In the listing below, pick out lines with "Personal".
━━━━━ Material supplied
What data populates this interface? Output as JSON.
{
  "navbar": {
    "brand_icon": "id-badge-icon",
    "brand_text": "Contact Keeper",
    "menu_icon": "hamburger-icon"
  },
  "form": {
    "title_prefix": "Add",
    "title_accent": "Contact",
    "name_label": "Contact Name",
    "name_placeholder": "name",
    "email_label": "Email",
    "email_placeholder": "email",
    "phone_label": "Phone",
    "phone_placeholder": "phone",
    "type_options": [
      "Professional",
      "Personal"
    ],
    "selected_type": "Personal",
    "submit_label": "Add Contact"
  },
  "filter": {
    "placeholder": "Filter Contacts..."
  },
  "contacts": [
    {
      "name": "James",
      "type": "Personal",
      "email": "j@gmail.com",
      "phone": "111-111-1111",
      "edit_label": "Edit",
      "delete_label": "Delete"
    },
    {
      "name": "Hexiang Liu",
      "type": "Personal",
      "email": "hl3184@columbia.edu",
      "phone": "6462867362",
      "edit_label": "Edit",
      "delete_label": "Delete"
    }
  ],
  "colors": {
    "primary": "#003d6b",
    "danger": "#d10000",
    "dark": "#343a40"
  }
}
━━━━━━━━━━
**Expected answer**.
      "Personal"
    "selected_type": "Personal",
      "type": "Personal",
      "type": "Personal",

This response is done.